▶ _Texto para leitura_
-------

De acordo com Assad, é muito caro realizar ações de adaptação às
mudanças climáticas no Brasil em razão das fragilidades que o país
apresenta tanto em termos naturais – com grandes variações de paisagens –
como socioeconômicas. “A maior parte da população brasileira – principalmente a que habita as
regiões costeiras do país – está vulnerável aos impactos das mudanças
climáticas. Resolver isso não será algo muito fácil”, estimou.
Entre os setores econômicos do país, segundo Assad, a agricultura é um
dos poucos que vêm se adiantando para se adaptar aos impactos das
mudanças climáticas. “Já estamos trabalhando com condições de adaptação há mais de oito anos.
É possível desenvolver cultivares tolerantes a temperaturas elevadas ou
à deficiência hídrica [dos solos], disse Assad.
O pesquisador também ressaltou que os grupos populacionais com piores
condições de renda, educação e moradia sofrerão mais intensamente os
impactos das mudanças climáticas no país. “Teremos que tomar decisões
rápidas para evitar que tragédias aconteçam".
Mitigação
Mercedes Bustamante, professora da Universidade de Brasília (UnB), e uma
das coordenadoras do Grupo de Trabalho 3, sobre Mitigação das Mudanças
Climáticas, apresentou uma síntese de estudos e pesquisas sobre o tema,
identificando lacunas do conhecimento e direcionamentos futuros em um
cenário de aquecimento global.

-------

▶ _Dados fornecidos_
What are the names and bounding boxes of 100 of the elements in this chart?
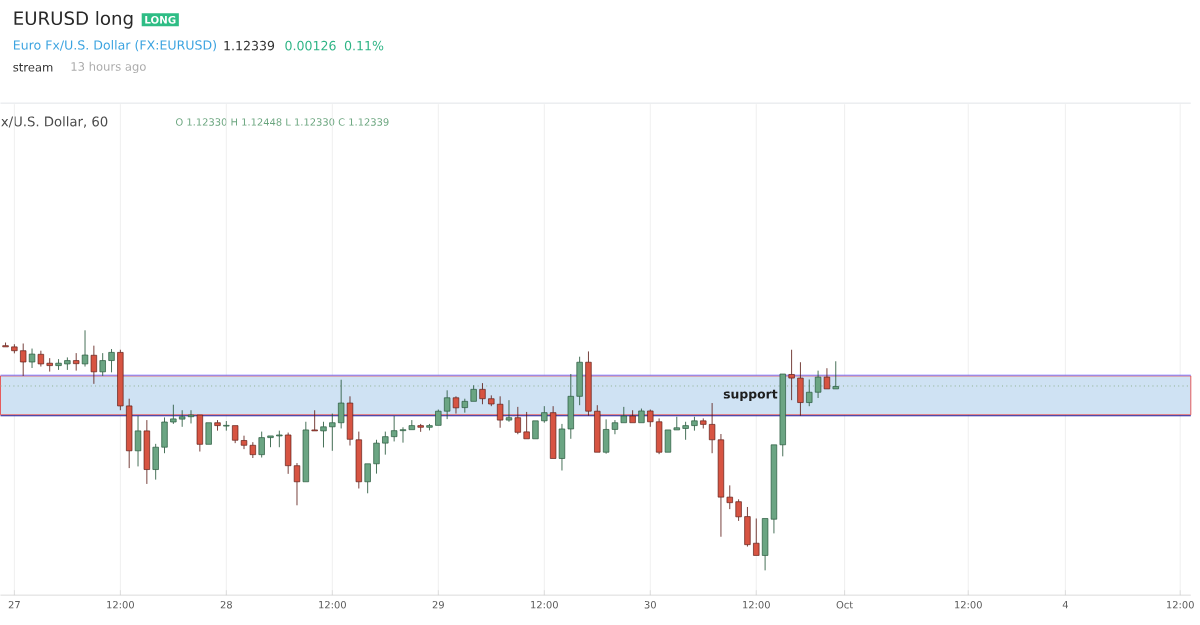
candlestick — [514, 406, 521, 435]
x-tick-label: Oct — [836, 601, 853, 609]
candlestick — [11, 343, 18, 354]
candlestick — [461, 398, 468, 414]
x-tick-label: 12:00 — [319, 601, 346, 609]
candlestick — [382, 431, 389, 456]
candlestick — [408, 419, 415, 431]
candlestick — [20, 343, 27, 377]
x-tick-label: 12:00 — [955, 601, 982, 609]
candlestick — [258, 431, 265, 458]
candlestick — [214, 419, 221, 432]
candlestick — [708, 402, 716, 454]
x-tick-label: 29 — [432, 601, 444, 609]
candlestick — [338, 379, 345, 429]
candlestick — [399, 426, 407, 444]
candlestick — [170, 404, 177, 425]
candlestick — [673, 416, 680, 431]
candlestick — [814, 370, 822, 399]
band-label: support — [723, 389, 778, 402]
candlestick — [585, 351, 592, 417]
candlestick — [134, 415, 142, 467]
x-tick-label: 28 — [220, 601, 232, 609]
x-tick-label: 12:00 — [1167, 601, 1194, 609]
text: Euro Fx/U.S. Dollar (FX:EURUSD) — [13, 40, 216, 52]
candlestick — [443, 389, 451, 420]
candlestick — [638, 408, 645, 424]
candlestick — [285, 432, 292, 475]
candlestick — [364, 463, 371, 494]
text: 13 hours ago — [71, 61, 146, 74]
candlestick — [267, 435, 274, 448]
candlestick — [373, 439, 380, 475]
text: 0.11% — [344, 40, 384, 51]
candlestick — [108, 348, 115, 373]
candlestick — [346, 395, 354, 446]
candlestick — [355, 431, 362, 489]
candlestick — [55, 358, 62, 371]
candlestick — [293, 462, 301, 506]
candlestick — [320, 421, 327, 448]
candlestick — [311, 409, 318, 432]
candlestick — [523, 411, 530, 440]
candlestick — [2, 342, 9, 348]
candlestick — [117, 349, 124, 411]
candlestick — [435, 409, 442, 426]
candlestick — [99, 352, 106, 377]
candlestick — [329, 413, 336, 452]
candlestick — [496, 395, 504, 429]
candlestick — [753, 518, 760, 556]
x-tick-label: 12:00 — [107, 601, 134, 609]
candlestick — [161, 417, 168, 454]
candlestick — [797, 361, 804, 417]
candlestick — [488, 394, 495, 407]
x-tick-label: 27 — [8, 601, 20, 609]
candlestick — [479, 382, 486, 405]
candlestick — [549, 405, 557, 459]
candlestick — [576, 356, 583, 406]
text: LONG — [145, 16, 176, 24]
candlestick — [735, 498, 742, 522]
candlestick — [505, 399, 513, 423]
candlestick — [567, 373, 574, 440]
candlestick — [152, 443, 159, 481]
candlestick — [276, 430, 283, 448]
candlestick — [143, 419, 151, 485]
candlestick — [28, 348, 36, 369]
candlestick — [541, 405, 548, 424]
candlestick — [629, 409, 636, 424]
candlestick — [302, 421, 309, 483]
candlestick — [452, 397, 460, 415]
text: stream — [13, 63, 53, 72]
x-tick-label: 30 — [644, 601, 656, 609]
candlestick — [594, 404, 601, 453]
candlestick — [788, 349, 795, 401]
candlestick — [196, 414, 203, 452]
candlestick — [249, 441, 256, 459]
candlestick — [832, 360, 839, 390]
x-tick-label: 12:00 — [531, 601, 558, 609]
candlestick — [726, 485, 733, 510]
candlestick — [744, 506, 751, 548]
candlestick — [806, 379, 813, 407]
candlestick — [187, 409, 195, 424]
candlestick — [73, 352, 80, 372]
candlestick — [655, 418, 663, 455]
candlestick — [691, 416, 698, 432]
text: 1.12339 — [224, 40, 275, 51]
candlestick — [81, 329, 89, 368]
candlestick — [240, 435, 248, 450]
candlestick — [391, 415, 398, 442]
candlestick — [470, 384, 477, 402]
x-tick-label: 12:00 — [743, 601, 770, 609]
candlestick — [823, 367, 831, 390]
candlestick — [558, 423, 566, 471]
candlestick — [532, 420, 539, 440]
text: 0.00126 — [285, 40, 336, 51]
candlestick — [46, 357, 53, 373]
candlestick — [682, 421, 689, 441]
candlestick — [620, 406, 627, 424]
candlestick — [223, 420, 230, 432]
text: x/U.S. Dollar, 60 — [1, 116, 108, 128]
x-tick-label: 4 — [1062, 601, 1068, 609]
candlestick — [205, 422, 212, 445]
candlestick — [37, 350, 45, 368]
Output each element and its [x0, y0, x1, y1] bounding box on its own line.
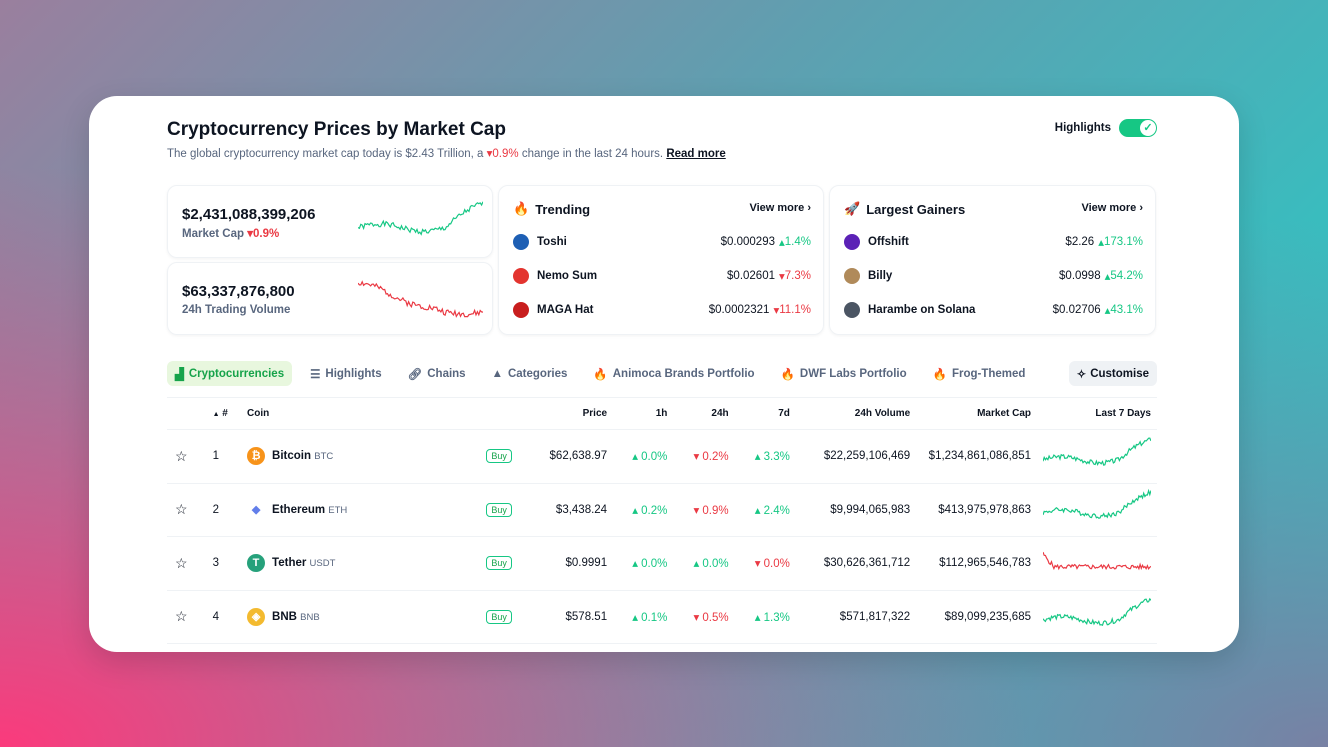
coin-cell[interactable]: T Tether USDT: [241, 536, 481, 591]
trending-view-more[interactable]: View more ›: [749, 202, 811, 214]
highlights-toggle[interactable]: ✓: [1119, 119, 1157, 137]
bar-chart-icon: ▟: [175, 368, 184, 381]
customise-button[interactable]: ✧ Customise: [1068, 361, 1157, 386]
tab-categories[interactable]: ▲ Categories: [491, 367, 568, 380]
sparkline-7d: [1042, 488, 1152, 520]
read-more-link[interactable]: Read more: [666, 148, 726, 160]
gainers-item[interactable]: Billy $0.0998 ▴ 54.2%: [844, 266, 1143, 286]
buy-button[interactable]: Buy: [486, 556, 512, 571]
tab-frog[interactable]: 🔥 Frog-Themed: [932, 367, 1026, 381]
check-icon: ✓: [1140, 120, 1156, 136]
tether-icon: T: [247, 554, 266, 573]
fire-icon: 🔥: [932, 368, 947, 381]
volume-sparkline: [358, 280, 483, 318]
sparkline-path: [1042, 598, 1152, 627]
table-row[interactable]: ☆ 4 ◈ BNB BNB Buy $578.51 ▴ 0.1% ▾ 0.5% ▴…: [167, 590, 1157, 644]
coin-icon: [513, 234, 529, 250]
category-tabs: ▟ Cryptocurrencies ☰ Highlights 🔗︎ Chains ▲…: [167, 361, 1157, 386]
gainers-item[interactable]: Harambe on Solana $0.02706 ▴ 43.1%: [844, 300, 1143, 320]
bitcoin-icon: ₿: [247, 447, 266, 466]
gainers-panel: 🚀 Largest Gainers View more › Offshift $2…: [829, 185, 1156, 335]
main-card: Cryptocurrency Prices by Market Cap The …: [89, 96, 1239, 652]
sparkline-path: [1042, 551, 1152, 571]
coin-cell[interactable]: ₿ Bitcoin BTC: [241, 429, 481, 484]
caret-down-icon: ▾: [486, 148, 493, 160]
trending-item[interactable]: MAGA Hat $0.0002321 ▾ 11.1%: [513, 300, 811, 320]
fire-icon: 🔥: [593, 368, 608, 381]
coin-cell[interactable]: ◆ Ethereum ETH: [241, 483, 481, 537]
sparkline-path: [1042, 437, 1152, 466]
sparkline-path: [358, 201, 483, 236]
coin-icon: [844, 234, 860, 250]
coins-table: ▲ # Coin Price 1h 24h 7d 24h Volume Mark…: [167, 397, 1157, 644]
sparkline-path: [1042, 488, 1152, 520]
buy-button[interactable]: Buy: [486, 502, 512, 517]
tab-cryptocurrencies[interactable]: ▟ Cryptocurrencies: [167, 361, 293, 386]
tab-highlights[interactable]: ☰ Highlights: [310, 367, 382, 381]
table-row[interactable]: ☆ 3 T Tether USDT Buy $0.9991 ▴ 0.0% ▴ 0.…: [167, 536, 1157, 591]
gainers-view-more[interactable]: View more ›: [1081, 202, 1143, 214]
trending-item[interactable]: Toshi $0.000293 ▴ 1.4%: [513, 232, 811, 252]
sparkline-7d: [1042, 598, 1152, 627]
sparkle-icon: ✧: [1076, 368, 1087, 381]
shapes-icon: ▲: [491, 367, 503, 380]
bnb-icon: ◈: [247, 607, 266, 626]
fire-icon: 🔥: [513, 201, 530, 216]
highlights-toggle-group: Highlights ✓: [1055, 119, 1157, 137]
coin-icon: [844, 268, 860, 284]
sparkline-7d: [1042, 551, 1152, 571]
trending-item[interactable]: Nemo Sum $0.02601 ▾ 7.3%: [513, 266, 811, 286]
gainers-item[interactable]: Offshift $2.26 ▴ 173.1%: [844, 232, 1143, 252]
star-icon[interactable]: ☆: [175, 447, 188, 464]
link-icon: 🔗︎: [407, 368, 423, 381]
table-row[interactable]: ☆ 1 ₿ Bitcoin BTC Buy $62,638.97 ▴ 0.0% ▾…: [167, 429, 1157, 484]
coin-icon: [513, 268, 529, 284]
market-cap-card: $2,431,088,399,206 Market Cap ▾0.9%: [167, 185, 493, 258]
buy-button[interactable]: Buy: [486, 609, 512, 624]
tab-chains[interactable]: 🔗︎ Chains: [407, 367, 466, 381]
coin-icon: [513, 302, 529, 318]
star-icon[interactable]: ☆: [175, 608, 188, 625]
trending-panel: 🔥 Trending View more › Toshi $0.000293 ▴ …: [498, 185, 824, 335]
star-icon[interactable]: ☆: [175, 501, 188, 518]
sparkline-path: [358, 280, 483, 318]
market-summary: The global cryptocurrency market cap tod…: [167, 148, 726, 160]
sparkline-7d: [1042, 437, 1152, 466]
tab-dwf[interactable]: 🔥 DWF Labs Portfolio: [780, 367, 907, 381]
table-row[interactable]: ☆ 2 ◆ Ethereum ETH Buy $3,438.24 ▴ 0.2% ▾…: [167, 483, 1157, 537]
coin-icon: [844, 302, 860, 318]
tab-animoca[interactable]: 🔥 Animoca Brands Portfolio: [593, 367, 755, 381]
fire-icon: 🔥: [780, 368, 795, 381]
buy-button[interactable]: Buy: [486, 449, 512, 464]
ethereum-icon: ◆: [247, 500, 266, 519]
list-icon: ☰: [310, 368, 321, 381]
coin-cell[interactable]: ◈ BNB BNB: [241, 590, 481, 644]
market-cap-sparkline: [358, 201, 483, 236]
rocket-icon: 🚀: [844, 201, 861, 216]
page-title: Cryptocurrency Prices by Market Cap: [167, 119, 506, 140]
star-icon[interactable]: ☆: [175, 554, 188, 571]
volume-card: $63,337,876,800 24h Trading Volume: [167, 262, 493, 335]
rank-header[interactable]: ▲ #: [206, 397, 242, 430]
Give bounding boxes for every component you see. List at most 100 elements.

-------

▶ _O que fazer_
1. No texto sobre mudanças climáticas no Brasil, qual setor econômico Assad aponta como um dos poucos que vêm se adiantando para se adaptar aos impactos dessas mudanças?
2. Escreva a continuação do texto sobre mudanças climáticas no Brasil a partir da última frase apresentada.

▶ _Respostas por tarefa_
1. A agricultura.

2.
Bustamante apontou que a redução das taxas de desmatamento entre 2005 e
2010 – de 2,03 bilhões de toneladas de CO2 equivalente para 1,25 bilhão
de toneladas – já tiveram efeitos positivos na redução das emissões de
gases de efeito estufa (GEE) decorrentes do uso da terra. “As emissões decorrentes da geração de energia e da agricultura, no
entanto, aumentaram em termos absolutos e relativos, indicando mudanças
no perfil das emissões brasileiras”, disse.
Mantidas as políticas atuais, a previsão é de que as emissões
decorrentes dos setores de energia e de transportes aumentem 97% até
2030. Será preciso mais eficiência energética, mais inovação tecnológica
e políticas de incentivo ao uso de energia renovável para reverter esse
quadro. Na área de transporte, as recomendações vão desde a transformação de um
modal – fortemente baseado no transporte rodoviário – e o uso de
combustíveis tecnológicos. “É preciso transferir do individual para o
coletivo, investindo, por exemplo, em sistemas aquaviários e em veículos
elétricos e híbridos”, ressaltou Bustamante.
O novo perfil das emissões de GEE revela uma participação crescente do
metano – de origem animal – e do óxido nitroso – relacionado ao uso de
fertilizantes. “Apesar desses resultados, a agricultura avançou no
desenvolvimento de estratégias de mitigação e adaptação”, ponderou.
Para a indústria, responsável por 4% das emissões de GEE, a lista de
recomendações para a mitigação passa pela reciclagem, pela utilização de
biomassa renovável, pela cogeração de energia, entre outros.
As estratégias de mitigação das mudanças climáticas exigem, ainda, uma
revisão do planejamento urbano de forma a garantir a sustentabilidade
também das edificações de forma a controlar, por exemplo, o consumo da
madeira e garantir maior eficiência energética na construção civil.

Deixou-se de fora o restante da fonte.